→ **Exercise instructions**: Look through the lines below and extract each one that contains "screenshot".

▼

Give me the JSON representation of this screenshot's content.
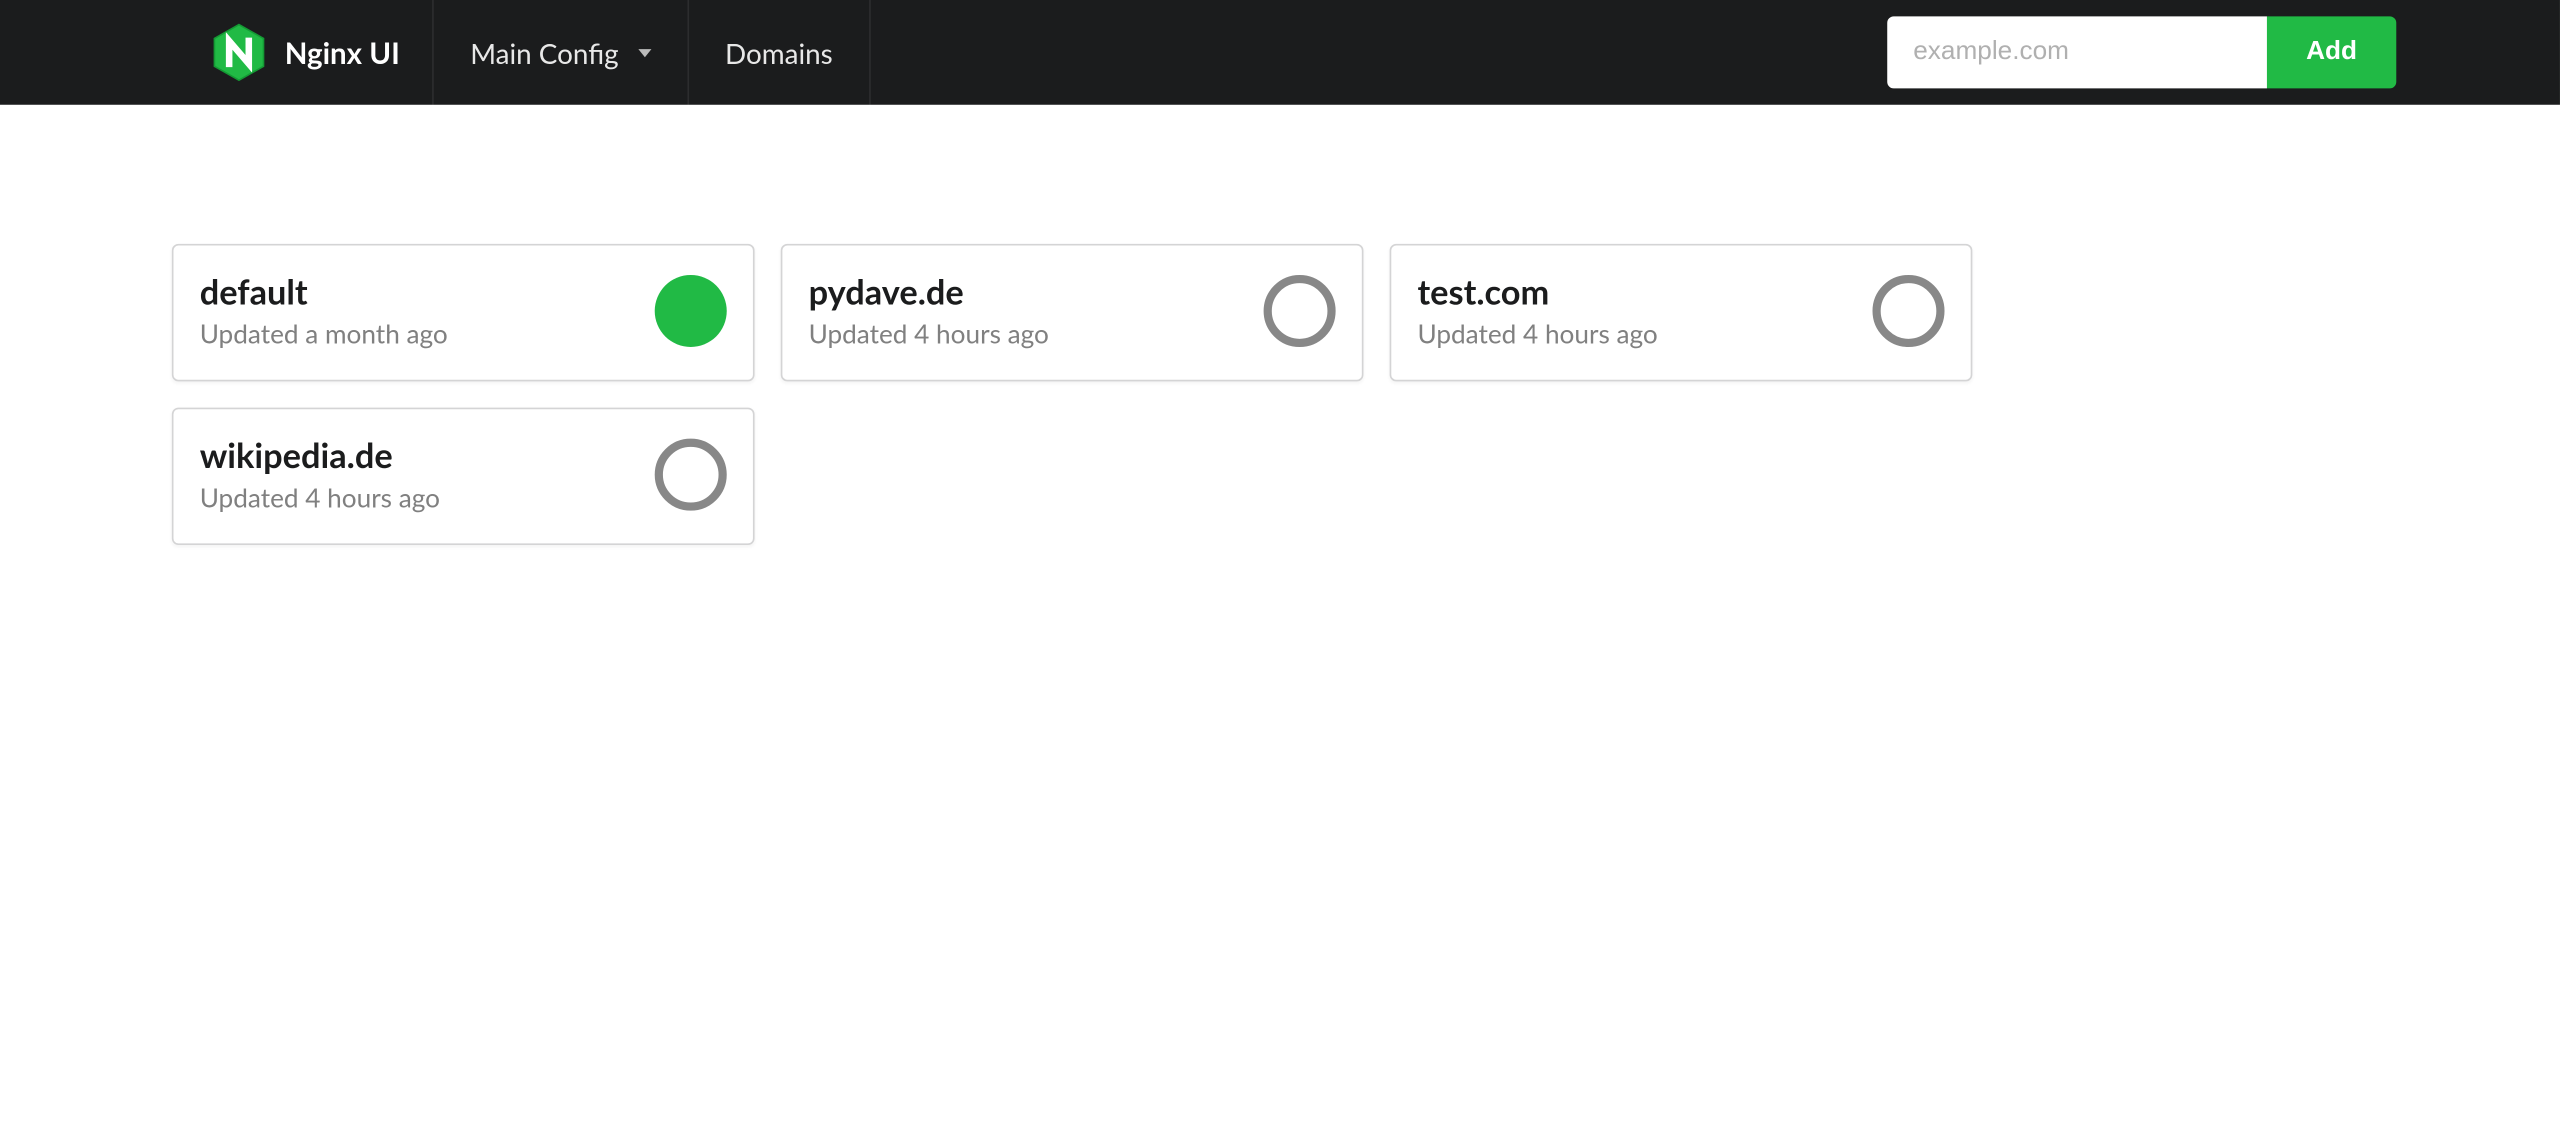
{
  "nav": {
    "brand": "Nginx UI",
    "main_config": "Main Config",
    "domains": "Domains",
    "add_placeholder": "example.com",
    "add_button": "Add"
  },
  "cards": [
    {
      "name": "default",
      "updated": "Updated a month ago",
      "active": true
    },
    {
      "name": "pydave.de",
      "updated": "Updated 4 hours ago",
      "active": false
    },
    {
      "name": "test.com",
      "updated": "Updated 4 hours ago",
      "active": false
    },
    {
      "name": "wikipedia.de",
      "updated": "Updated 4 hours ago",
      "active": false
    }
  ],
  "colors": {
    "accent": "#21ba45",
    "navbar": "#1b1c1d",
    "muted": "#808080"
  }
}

▲
▼

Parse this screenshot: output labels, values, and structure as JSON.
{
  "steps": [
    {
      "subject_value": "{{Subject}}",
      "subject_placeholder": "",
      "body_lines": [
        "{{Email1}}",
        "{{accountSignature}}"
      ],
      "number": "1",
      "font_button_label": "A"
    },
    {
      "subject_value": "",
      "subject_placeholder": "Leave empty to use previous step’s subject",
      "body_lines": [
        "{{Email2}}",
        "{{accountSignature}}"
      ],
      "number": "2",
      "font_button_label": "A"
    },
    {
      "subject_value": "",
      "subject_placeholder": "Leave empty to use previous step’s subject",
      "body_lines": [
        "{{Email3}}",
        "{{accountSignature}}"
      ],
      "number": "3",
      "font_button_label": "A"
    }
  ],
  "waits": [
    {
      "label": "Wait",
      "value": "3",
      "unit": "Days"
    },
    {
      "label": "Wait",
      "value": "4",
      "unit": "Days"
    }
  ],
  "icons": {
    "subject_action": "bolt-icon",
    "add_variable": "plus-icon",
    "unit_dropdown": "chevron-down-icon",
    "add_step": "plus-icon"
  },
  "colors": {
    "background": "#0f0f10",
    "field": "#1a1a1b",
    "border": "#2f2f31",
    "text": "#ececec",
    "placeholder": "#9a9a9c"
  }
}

▲

→ **Response to the task**:
Give me the JSON representation of this screenshot's content.
Parse this screenshot: output labels, values, and structure as JSON.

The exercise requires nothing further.